What the task asks —
Look through the material below. Copy every line with the string "JSON" in it.

(Rows from a figure dataset)
>>>
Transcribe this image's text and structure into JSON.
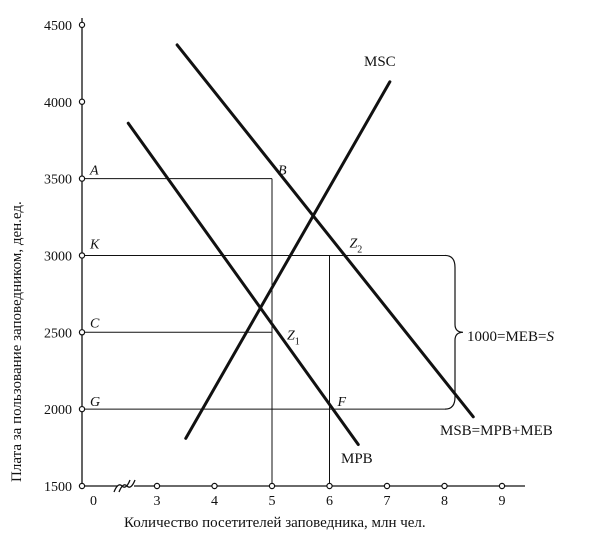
{
  "chart_data": {
    "type": "line",
    "title": "",
    "xlabel": "Количество посетителей заповедника, млн чел.",
    "ylabel": "Плата за пользование заповедником, ден.ед.",
    "x_ticks": [
      "0",
      "3",
      "4",
      "5",
      "6",
      "7",
      "8",
      "9"
    ],
    "y_ticks": [
      "1500",
      "2000",
      "2500",
      "3000",
      "3500",
      "4000",
      "4500"
    ],
    "xlim": [
      2,
      9.5
    ],
    "ylim": [
      1500,
      4500
    ],
    "axis_break": true,
    "grid": false,
    "series": [
      {
        "name": "MSC",
        "x": [
          3.5,
          7.05
        ],
        "y": [
          1810,
          4130
        ]
      },
      {
        "name": "MPB",
        "x": [
          2.5,
          6.5
        ],
        "y": [
          3860,
          1770
        ]
      },
      {
        "name": "MSB=MPB+MEB",
        "x": [
          3.35,
          8.5
        ],
        "y": [
          4370,
          1950
        ]
      }
    ],
    "points": [
      {
        "label": "A",
        "x": 0,
        "y": 3500
      },
      {
        "label": "B",
        "x": 5,
        "y": 3500
      },
      {
        "label": "K",
        "x": 0,
        "y": 3000
      },
      {
        "label": "Z",
        "sub": "2",
        "x": 6,
        "y": 3000
      },
      {
        "label": "C",
        "x": 0,
        "y": 2500
      },
      {
        "label": "Z",
        "sub": "1",
        "x": 5,
        "y": 2500
      },
      {
        "label": "G",
        "x": 0,
        "y": 2000
      },
      {
        "label": "F",
        "x": 6,
        "y": 2000
      }
    ],
    "annotation": {
      "text": "1000=MEB=",
      "text_italic": "S"
    }
  }
}
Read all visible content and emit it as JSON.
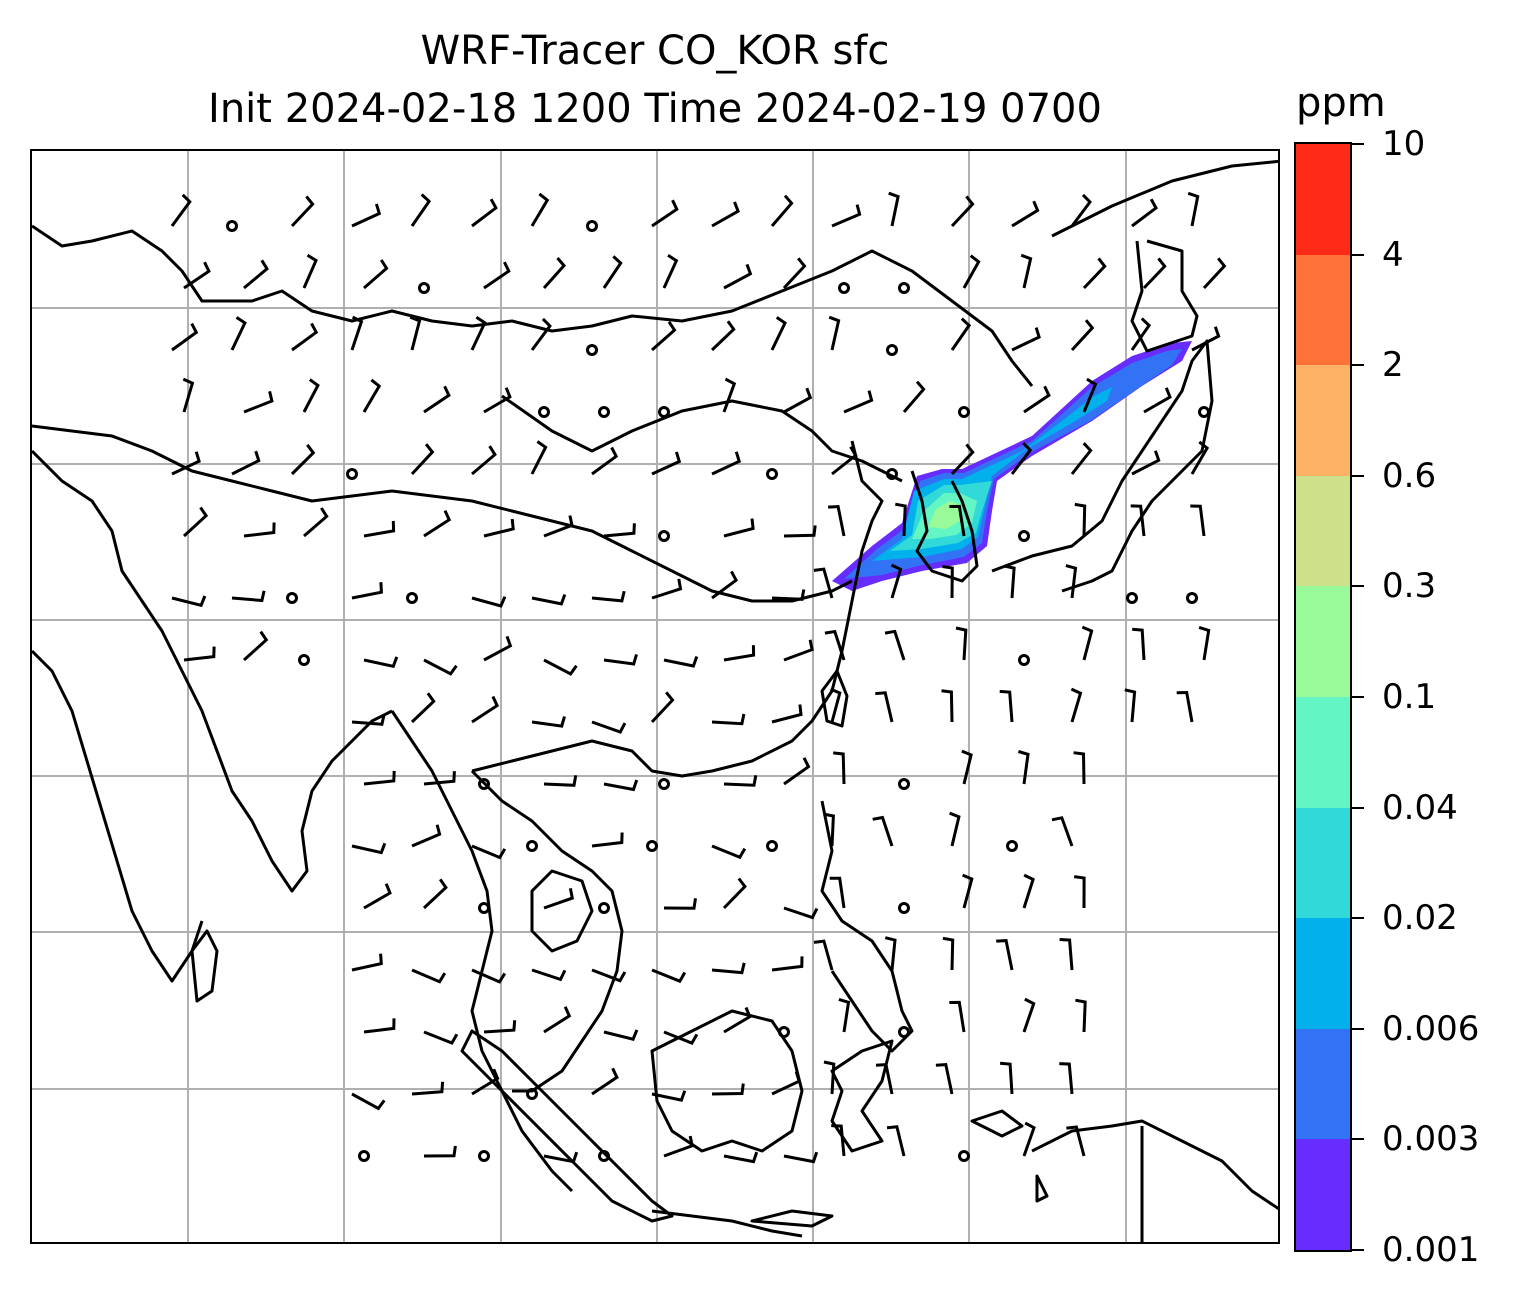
{
  "map": {
    "title_line1": "WRF-Tracer CO_KOR sfc",
    "title_line2": "Init 2024-02-18 1200 Time 2024-02-19 0700",
    "coastline_color": "#000000",
    "gridline_color": "#b0b0b0",
    "plume_levels_present": [
      "0.001",
      "0.003",
      "0.006",
      "0.02",
      "0.04",
      "0.1"
    ],
    "layers": [
      "coastlines",
      "lat-lon gridlines",
      "CO tracer filled contours",
      "wind barbs"
    ]
  },
  "colorbar": {
    "unit": "ppm",
    "levels": [
      "10",
      "4",
      "2",
      "0.6",
      "0.3",
      "0.1",
      "0.04",
      "0.02",
      "0.006",
      "0.003",
      "0.001"
    ],
    "colors": [
      "#ff2a17",
      "#ff7338",
      "#fdb265",
      "#cfe08a",
      "#99fa99",
      "#63f6c4",
      "#31d9d9",
      "#00b1ec",
      "#3273f5",
      "#672cfe"
    ]
  }
}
<<<
Final result —
Transcribe this image's text and structure into JSON.
Read all visible content and emit it as JSON.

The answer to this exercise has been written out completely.